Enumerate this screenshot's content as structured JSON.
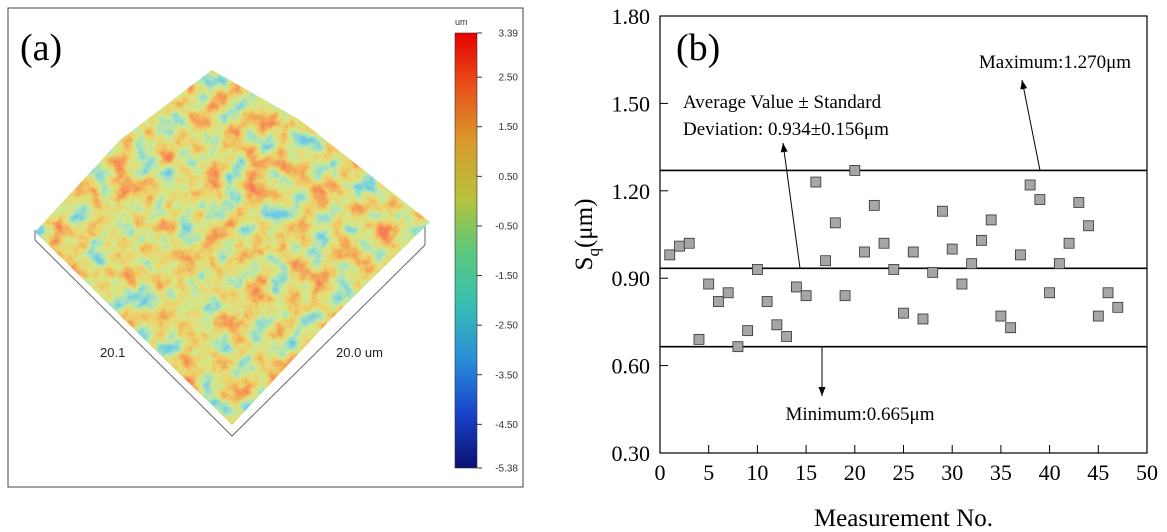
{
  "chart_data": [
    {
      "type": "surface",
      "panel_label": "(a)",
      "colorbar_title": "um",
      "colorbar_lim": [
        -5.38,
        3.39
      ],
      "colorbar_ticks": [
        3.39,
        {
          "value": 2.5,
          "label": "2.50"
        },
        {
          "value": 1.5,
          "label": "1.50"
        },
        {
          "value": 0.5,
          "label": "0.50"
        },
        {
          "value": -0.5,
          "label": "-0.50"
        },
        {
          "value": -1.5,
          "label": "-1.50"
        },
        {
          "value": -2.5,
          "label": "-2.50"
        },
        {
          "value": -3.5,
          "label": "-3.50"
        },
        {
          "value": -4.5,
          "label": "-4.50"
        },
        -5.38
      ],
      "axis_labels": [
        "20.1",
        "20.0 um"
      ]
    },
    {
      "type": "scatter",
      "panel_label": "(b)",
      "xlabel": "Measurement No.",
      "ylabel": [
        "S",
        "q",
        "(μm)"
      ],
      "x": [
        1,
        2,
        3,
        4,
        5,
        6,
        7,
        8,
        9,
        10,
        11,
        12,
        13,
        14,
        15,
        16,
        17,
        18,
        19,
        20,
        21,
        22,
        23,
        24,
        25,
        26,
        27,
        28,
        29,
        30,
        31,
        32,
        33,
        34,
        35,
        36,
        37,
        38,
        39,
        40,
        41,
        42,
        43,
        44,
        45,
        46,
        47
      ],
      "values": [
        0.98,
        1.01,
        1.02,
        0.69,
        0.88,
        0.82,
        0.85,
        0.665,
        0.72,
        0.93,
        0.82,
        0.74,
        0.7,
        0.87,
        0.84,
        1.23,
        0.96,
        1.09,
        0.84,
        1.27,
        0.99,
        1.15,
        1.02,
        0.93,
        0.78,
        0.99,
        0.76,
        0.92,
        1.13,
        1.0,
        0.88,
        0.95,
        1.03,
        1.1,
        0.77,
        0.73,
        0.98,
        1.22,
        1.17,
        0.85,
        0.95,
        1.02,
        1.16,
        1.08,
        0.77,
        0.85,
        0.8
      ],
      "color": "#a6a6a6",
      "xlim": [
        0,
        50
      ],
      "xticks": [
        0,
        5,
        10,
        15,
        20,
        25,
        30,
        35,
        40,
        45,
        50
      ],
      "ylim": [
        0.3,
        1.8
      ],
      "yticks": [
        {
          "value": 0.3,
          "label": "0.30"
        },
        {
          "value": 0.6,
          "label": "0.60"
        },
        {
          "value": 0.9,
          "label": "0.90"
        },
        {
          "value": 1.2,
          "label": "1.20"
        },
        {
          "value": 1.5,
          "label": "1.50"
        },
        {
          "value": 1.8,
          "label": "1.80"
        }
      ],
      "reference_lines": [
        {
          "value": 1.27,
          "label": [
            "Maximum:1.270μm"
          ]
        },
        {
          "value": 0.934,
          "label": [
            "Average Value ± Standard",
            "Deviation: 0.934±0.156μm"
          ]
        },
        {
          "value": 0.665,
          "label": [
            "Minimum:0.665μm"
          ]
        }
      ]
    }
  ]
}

● PROMPT:
Copy out all the data exactly; skip the pictures.

● THE SOLUTION:
Enumerate this screenshot's content as structured JSON.
{
  "chart_data": [
    {
      "type": "surface",
      "panel_label": "(a)",
      "colorbar_title": "um",
      "colorbar_lim": [
        -5.38,
        3.39
      ],
      "colorbar_ticks": [
        3.39,
        {
          "value": 2.5,
          "label": "2.50"
        },
        {
          "value": 1.5,
          "label": "1.50"
        },
        {
          "value": 0.5,
          "label": "0.50"
        },
        {
          "value": -0.5,
          "label": "-0.50"
        },
        {
          "value": -1.5,
          "label": "-1.50"
        },
        {
          "value": -2.5,
          "label": "-2.50"
        },
        {
          "value": -3.5,
          "label": "-3.50"
        },
        {
          "value": -4.5,
          "label": "-4.50"
        },
        -5.38
      ],
      "axis_labels": [
        "20.1",
        "20.0 um"
      ]
    },
    {
      "type": "scatter",
      "panel_label": "(b)",
      "xlabel": "Measurement No.",
      "ylabel": [
        "S",
        "q",
        "(μm)"
      ],
      "x": [
        1,
        2,
        3,
        4,
        5,
        6,
        7,
        8,
        9,
        10,
        11,
        12,
        13,
        14,
        15,
        16,
        17,
        18,
        19,
        20,
        21,
        22,
        23,
        24,
        25,
        26,
        27,
        28,
        29,
        30,
        31,
        32,
        33,
        34,
        35,
        36,
        37,
        38,
        39,
        40,
        41,
        42,
        43,
        44,
        45,
        46,
        47
      ],
      "values": [
        0.98,
        1.01,
        1.02,
        0.69,
        0.88,
        0.82,
        0.85,
        0.665,
        0.72,
        0.93,
        0.82,
        0.74,
        0.7,
        0.87,
        0.84,
        1.23,
        0.96,
        1.09,
        0.84,
        1.27,
        0.99,
        1.15,
        1.02,
        0.93,
        0.78,
        0.99,
        0.76,
        0.92,
        1.13,
        1.0,
        0.88,
        0.95,
        1.03,
        1.1,
        0.77,
        0.73,
        0.98,
        1.22,
        1.17,
        0.85,
        0.95,
        1.02,
        1.16,
        1.08,
        0.77,
        0.85,
        0.8
      ],
      "color": "#a6a6a6",
      "xlim": [
        0,
        50
      ],
      "xticks": [
        0,
        5,
        10,
        15,
        20,
        25,
        30,
        35,
        40,
        45,
        50
      ],
      "ylim": [
        0.3,
        1.8
      ],
      "yticks": [
        {
          "value": 0.3,
          "label": "0.30"
        },
        {
          "value": 0.6,
          "label": "0.60"
        },
        {
          "value": 0.9,
          "label": "0.90"
        },
        {
          "value": 1.2,
          "label": "1.20"
        },
        {
          "value": 1.5,
          "label": "1.50"
        },
        {
          "value": 1.8,
          "label": "1.80"
        }
      ],
      "reference_lines": [
        {
          "value": 1.27,
          "label": [
            "Maximum:1.270μm"
          ]
        },
        {
          "value": 0.934,
          "label": [
            "Average Value ± Standard",
            "Deviation: 0.934±0.156μm"
          ]
        },
        {
          "value": 0.665,
          "label": [
            "Minimum:0.665μm"
          ]
        }
      ]
    }
  ]
}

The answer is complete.